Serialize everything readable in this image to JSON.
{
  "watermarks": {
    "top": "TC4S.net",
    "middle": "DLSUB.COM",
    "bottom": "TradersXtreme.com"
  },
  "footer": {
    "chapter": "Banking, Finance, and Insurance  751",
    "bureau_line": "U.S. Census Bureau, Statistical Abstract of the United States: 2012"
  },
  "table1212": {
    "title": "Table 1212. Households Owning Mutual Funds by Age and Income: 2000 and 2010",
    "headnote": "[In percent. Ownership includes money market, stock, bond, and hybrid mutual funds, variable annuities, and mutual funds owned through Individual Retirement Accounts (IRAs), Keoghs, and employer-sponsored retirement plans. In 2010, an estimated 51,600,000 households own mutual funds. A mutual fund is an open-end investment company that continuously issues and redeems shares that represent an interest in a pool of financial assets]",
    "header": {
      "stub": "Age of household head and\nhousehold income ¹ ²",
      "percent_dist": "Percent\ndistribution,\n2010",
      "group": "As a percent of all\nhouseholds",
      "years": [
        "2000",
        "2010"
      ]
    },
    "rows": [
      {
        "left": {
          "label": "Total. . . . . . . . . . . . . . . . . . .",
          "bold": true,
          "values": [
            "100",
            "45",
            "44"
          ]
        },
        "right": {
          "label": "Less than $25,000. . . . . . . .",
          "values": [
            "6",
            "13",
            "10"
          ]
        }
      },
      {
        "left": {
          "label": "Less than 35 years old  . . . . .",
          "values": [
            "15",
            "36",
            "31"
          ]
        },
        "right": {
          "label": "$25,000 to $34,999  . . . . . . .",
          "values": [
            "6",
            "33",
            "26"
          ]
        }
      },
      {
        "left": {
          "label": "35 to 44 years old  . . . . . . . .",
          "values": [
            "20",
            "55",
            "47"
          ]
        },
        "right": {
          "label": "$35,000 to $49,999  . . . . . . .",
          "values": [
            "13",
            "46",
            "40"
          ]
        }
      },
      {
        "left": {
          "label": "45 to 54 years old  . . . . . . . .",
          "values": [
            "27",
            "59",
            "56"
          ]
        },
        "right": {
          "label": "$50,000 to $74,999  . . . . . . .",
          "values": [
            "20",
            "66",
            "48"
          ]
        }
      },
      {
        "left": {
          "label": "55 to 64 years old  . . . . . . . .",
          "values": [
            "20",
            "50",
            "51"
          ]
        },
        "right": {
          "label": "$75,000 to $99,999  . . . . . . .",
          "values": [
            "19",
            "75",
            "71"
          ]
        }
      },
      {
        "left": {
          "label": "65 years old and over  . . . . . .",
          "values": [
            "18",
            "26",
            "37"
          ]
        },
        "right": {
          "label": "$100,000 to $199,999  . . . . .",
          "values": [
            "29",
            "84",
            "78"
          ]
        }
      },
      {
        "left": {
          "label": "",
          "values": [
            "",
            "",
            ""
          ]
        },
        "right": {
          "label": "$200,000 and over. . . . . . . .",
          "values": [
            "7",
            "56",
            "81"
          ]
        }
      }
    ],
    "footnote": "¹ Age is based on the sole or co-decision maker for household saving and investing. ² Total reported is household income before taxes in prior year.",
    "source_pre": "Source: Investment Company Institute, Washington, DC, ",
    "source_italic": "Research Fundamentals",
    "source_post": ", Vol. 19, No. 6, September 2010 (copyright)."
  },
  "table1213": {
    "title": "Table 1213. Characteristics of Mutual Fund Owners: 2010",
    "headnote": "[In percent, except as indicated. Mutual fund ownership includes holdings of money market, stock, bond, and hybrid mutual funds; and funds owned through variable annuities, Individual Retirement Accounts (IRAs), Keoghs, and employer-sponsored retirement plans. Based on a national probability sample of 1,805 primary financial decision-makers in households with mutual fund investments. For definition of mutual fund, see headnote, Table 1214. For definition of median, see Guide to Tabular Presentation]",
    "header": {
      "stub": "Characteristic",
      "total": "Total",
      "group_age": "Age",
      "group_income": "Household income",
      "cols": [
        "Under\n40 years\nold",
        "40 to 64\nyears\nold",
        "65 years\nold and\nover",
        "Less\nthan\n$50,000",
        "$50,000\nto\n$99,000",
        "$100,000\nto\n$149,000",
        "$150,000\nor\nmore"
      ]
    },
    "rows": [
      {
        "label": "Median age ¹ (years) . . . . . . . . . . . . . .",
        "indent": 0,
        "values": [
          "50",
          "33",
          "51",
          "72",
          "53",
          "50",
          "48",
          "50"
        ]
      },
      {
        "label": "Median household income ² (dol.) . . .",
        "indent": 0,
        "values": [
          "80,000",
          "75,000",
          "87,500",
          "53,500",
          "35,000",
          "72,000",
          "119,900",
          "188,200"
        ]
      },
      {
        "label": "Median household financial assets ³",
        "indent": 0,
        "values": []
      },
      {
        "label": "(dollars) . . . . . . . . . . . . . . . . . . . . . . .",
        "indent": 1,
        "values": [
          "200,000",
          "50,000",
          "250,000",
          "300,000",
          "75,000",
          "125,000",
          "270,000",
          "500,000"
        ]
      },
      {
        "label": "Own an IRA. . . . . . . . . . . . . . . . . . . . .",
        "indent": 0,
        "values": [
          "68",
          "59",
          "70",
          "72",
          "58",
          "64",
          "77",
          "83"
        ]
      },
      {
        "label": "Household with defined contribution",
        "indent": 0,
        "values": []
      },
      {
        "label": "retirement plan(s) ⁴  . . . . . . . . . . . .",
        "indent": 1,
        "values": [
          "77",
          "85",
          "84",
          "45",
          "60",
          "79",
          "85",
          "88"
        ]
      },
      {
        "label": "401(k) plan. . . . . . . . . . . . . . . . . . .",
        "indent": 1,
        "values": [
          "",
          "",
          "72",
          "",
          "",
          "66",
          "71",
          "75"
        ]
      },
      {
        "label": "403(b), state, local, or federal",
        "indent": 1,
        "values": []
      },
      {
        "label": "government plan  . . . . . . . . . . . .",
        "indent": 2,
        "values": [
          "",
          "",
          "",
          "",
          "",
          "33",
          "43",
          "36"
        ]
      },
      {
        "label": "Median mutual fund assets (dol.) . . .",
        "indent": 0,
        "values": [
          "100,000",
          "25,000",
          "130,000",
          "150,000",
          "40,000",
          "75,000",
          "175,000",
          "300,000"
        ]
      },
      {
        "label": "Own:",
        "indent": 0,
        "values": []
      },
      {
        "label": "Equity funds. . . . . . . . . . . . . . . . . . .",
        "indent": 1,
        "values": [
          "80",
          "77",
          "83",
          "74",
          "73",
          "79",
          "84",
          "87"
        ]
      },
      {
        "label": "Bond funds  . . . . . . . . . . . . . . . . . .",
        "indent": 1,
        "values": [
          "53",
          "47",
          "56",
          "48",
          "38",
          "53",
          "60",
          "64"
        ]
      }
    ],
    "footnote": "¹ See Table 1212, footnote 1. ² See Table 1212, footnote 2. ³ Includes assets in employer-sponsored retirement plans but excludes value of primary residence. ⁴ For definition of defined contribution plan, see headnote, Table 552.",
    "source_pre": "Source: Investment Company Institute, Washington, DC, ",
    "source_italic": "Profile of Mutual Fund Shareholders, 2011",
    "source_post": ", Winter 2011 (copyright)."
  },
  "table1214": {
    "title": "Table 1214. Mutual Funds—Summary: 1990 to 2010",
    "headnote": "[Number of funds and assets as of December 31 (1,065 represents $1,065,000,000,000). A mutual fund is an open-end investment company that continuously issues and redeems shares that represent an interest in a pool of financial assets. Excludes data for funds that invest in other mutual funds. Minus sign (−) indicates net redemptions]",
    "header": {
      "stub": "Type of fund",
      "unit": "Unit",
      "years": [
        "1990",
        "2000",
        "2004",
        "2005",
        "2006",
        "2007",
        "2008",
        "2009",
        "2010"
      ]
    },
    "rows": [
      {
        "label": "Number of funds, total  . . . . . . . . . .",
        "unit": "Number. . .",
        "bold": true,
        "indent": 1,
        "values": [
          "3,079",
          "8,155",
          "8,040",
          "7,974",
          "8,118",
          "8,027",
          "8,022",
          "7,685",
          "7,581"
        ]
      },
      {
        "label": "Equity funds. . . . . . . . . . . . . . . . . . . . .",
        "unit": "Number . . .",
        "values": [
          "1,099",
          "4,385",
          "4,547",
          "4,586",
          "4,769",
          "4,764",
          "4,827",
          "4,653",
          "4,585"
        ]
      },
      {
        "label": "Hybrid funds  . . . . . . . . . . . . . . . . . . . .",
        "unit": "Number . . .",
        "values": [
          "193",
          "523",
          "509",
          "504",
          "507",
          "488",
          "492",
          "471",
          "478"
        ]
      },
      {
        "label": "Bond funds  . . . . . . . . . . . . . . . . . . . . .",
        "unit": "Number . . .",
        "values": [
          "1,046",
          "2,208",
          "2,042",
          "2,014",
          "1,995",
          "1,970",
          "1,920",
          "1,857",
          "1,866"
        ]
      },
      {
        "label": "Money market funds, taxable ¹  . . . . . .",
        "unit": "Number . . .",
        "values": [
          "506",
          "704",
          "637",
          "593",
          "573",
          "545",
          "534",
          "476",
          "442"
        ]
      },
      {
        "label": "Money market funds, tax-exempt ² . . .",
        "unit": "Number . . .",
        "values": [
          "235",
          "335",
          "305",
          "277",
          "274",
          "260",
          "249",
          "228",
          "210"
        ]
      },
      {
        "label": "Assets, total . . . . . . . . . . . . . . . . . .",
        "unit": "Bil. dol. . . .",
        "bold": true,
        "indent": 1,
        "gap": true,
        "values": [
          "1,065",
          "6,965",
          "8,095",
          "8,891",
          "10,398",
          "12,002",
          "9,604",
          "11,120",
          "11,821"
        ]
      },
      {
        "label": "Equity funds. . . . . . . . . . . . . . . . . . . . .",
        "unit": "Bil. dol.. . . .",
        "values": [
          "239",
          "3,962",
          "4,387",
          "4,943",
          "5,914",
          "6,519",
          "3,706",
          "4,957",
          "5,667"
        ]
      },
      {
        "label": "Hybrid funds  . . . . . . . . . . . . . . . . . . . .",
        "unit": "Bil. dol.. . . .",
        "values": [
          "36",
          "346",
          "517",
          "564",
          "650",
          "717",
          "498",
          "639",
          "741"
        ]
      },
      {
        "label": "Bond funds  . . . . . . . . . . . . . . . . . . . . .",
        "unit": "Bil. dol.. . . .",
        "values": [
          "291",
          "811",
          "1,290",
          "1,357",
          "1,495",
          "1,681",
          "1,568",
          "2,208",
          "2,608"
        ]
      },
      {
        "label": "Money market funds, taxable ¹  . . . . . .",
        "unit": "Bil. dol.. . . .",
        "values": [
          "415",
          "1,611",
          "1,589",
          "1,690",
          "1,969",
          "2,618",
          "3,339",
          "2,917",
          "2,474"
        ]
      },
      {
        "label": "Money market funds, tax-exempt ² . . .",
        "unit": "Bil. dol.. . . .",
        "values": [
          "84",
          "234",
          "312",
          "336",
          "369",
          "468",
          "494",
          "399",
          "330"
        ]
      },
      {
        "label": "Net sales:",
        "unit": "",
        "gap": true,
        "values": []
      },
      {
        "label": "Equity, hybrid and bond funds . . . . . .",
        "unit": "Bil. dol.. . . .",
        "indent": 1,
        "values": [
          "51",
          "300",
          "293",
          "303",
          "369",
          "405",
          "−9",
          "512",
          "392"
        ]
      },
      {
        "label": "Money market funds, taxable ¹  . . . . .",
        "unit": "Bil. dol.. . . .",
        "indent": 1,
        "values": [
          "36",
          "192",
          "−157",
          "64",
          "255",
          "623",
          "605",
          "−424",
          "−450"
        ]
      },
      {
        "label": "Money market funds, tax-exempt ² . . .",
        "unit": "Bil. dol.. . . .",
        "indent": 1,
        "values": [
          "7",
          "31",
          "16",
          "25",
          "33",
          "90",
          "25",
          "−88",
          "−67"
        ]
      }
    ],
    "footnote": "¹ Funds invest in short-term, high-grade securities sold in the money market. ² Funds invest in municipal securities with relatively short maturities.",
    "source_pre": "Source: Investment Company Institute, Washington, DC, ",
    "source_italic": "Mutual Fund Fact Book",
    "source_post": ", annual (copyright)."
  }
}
★ ★ ★ ★ ★ ★ ★
- _Written request_
Show, from the listing above, each line that contains the word "plans".

- _Reply_
    "headnote": "[In percent. Ownership includes money market, stock, bond, and hybrid mutual funds, variable annuities, and mutual funds owned through Individual Retirement Accounts (IRAs), Keoghs, and employer-sponsored retirement plans. In 2010, an estimated 51,600,000 households own mutual funds. A mutual fund is an open-end investment company that continuously issues and redeems shares that represent an interest in a pool of financial assets]",
    "headnote": "[In percent, except as indicated. Mutual fund ownership includes holdings of money market, stock, bond, and hybrid mutual funds; and funds owned through variable annuities, Individual Retirement Accounts (IRAs), Keoghs, and employer-sponsored retirement plans. Based on a national probability sample of 1,805 primary financial decision-makers in households with mutual fund investments. For definition of mutual fund, see headnote, Table 1214. For definition of median, see Guide to Tabular Presentation]",
    "footnote": "¹ See Table 1212, footnote 1. ² See Table 1212, footnote 2. ³ Includes assets in employer-sponsored retirement plans but excludes value of primary residence. ⁴ For definition of defined contribution plan, see headnote, Table 552.",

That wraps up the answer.